*GIVEN REQUEST*.
Filter the data below for the string "MOTORISTA" and copy each matching line.

*INPUT RECORDS*.

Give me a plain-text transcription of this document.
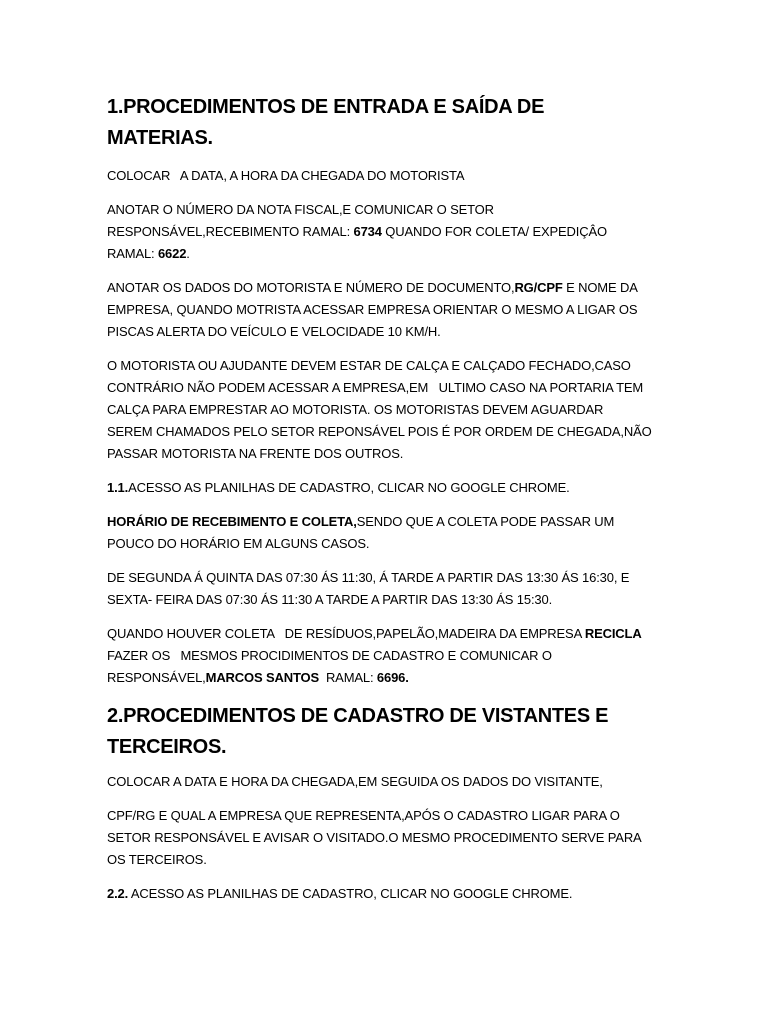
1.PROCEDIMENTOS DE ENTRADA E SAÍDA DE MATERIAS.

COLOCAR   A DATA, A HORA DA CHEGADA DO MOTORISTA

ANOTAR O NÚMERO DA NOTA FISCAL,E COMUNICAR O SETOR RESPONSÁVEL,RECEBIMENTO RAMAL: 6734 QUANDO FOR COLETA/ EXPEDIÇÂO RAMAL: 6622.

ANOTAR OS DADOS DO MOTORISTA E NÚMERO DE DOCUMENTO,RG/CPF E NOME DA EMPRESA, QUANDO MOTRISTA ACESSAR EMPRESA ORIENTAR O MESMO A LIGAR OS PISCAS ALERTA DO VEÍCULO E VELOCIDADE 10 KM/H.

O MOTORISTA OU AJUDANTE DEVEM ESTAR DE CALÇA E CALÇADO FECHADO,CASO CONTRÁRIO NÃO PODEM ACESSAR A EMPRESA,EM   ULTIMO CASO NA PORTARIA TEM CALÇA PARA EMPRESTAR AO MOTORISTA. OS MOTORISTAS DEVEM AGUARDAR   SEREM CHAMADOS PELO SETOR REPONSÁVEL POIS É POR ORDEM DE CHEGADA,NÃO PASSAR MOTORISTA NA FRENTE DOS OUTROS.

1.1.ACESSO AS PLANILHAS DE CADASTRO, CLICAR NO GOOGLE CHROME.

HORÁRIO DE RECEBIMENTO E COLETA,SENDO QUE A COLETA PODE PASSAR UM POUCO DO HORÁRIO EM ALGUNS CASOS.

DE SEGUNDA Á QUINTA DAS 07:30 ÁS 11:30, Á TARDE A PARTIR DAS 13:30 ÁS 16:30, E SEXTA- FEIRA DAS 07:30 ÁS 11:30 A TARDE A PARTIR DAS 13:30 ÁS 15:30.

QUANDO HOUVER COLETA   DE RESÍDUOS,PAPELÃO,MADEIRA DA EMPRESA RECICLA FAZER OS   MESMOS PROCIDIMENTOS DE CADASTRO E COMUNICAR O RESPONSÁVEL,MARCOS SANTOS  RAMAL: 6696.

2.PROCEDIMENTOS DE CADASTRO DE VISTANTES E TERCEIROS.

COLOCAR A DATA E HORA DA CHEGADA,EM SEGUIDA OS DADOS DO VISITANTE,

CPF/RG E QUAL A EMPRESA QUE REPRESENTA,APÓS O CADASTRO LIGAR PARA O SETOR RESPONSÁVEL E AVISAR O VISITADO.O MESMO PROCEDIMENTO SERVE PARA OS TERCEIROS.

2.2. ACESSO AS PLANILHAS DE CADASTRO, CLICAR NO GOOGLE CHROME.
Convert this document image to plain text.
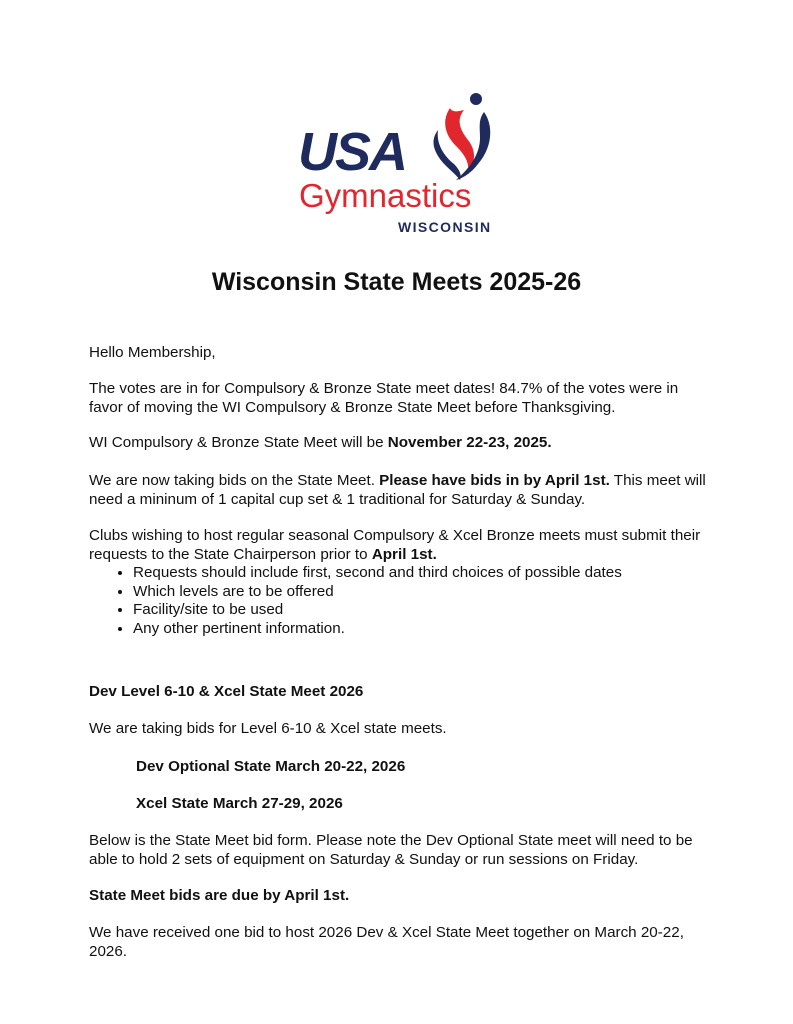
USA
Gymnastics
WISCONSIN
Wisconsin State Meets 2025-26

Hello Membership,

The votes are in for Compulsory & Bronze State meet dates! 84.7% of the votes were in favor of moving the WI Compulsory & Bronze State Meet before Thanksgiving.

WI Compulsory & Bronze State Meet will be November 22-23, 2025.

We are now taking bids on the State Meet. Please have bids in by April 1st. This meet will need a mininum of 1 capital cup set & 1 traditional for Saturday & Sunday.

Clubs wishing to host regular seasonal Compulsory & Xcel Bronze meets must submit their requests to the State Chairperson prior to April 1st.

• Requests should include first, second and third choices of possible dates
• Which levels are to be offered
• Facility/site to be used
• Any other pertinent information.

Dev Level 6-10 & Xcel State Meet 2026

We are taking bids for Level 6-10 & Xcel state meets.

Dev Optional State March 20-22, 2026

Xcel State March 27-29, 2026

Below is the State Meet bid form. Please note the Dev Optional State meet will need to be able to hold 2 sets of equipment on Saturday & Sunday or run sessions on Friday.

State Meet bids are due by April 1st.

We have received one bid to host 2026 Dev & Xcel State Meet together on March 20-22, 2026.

*RESULT OF THE TASK*.
COLOCAR   A DATA, A HORA DA CHEGADA DO MOTORISTA
ANOTAR OS DADOS DO MOTORISTA E NÚMERO DE DOCUMENTO,RG/CPF E NOME DA EMPRESA, QUANDO MOTRISTA ACESSAR EMPRESA ORIENTAR O MESMO A LIGAR OS PISCAS ALERTA DO VEÍCULO E VELOCIDADE 10 KM/H.
O MOTORISTA OU AJUDANTE DEVEM ESTAR DE CALÇA E CALÇADO FECHADO,CASO CONTRÁRIO NÃO PODEM ACESSAR A EMPRESA,EM   ULTIMO CASO NA PORTARIA TEM CALÇA PARA EMPRESTAR AO MOTORISTA. OS MOTORISTAS DEVEM AGUARDAR   SEREM CHAMADOS PELO SETOR REPONSÁVEL POIS É POR ORDEM DE CHEGADA,NÃO PASSAR MOTORISTA NA FRENTE DOS OUTROS.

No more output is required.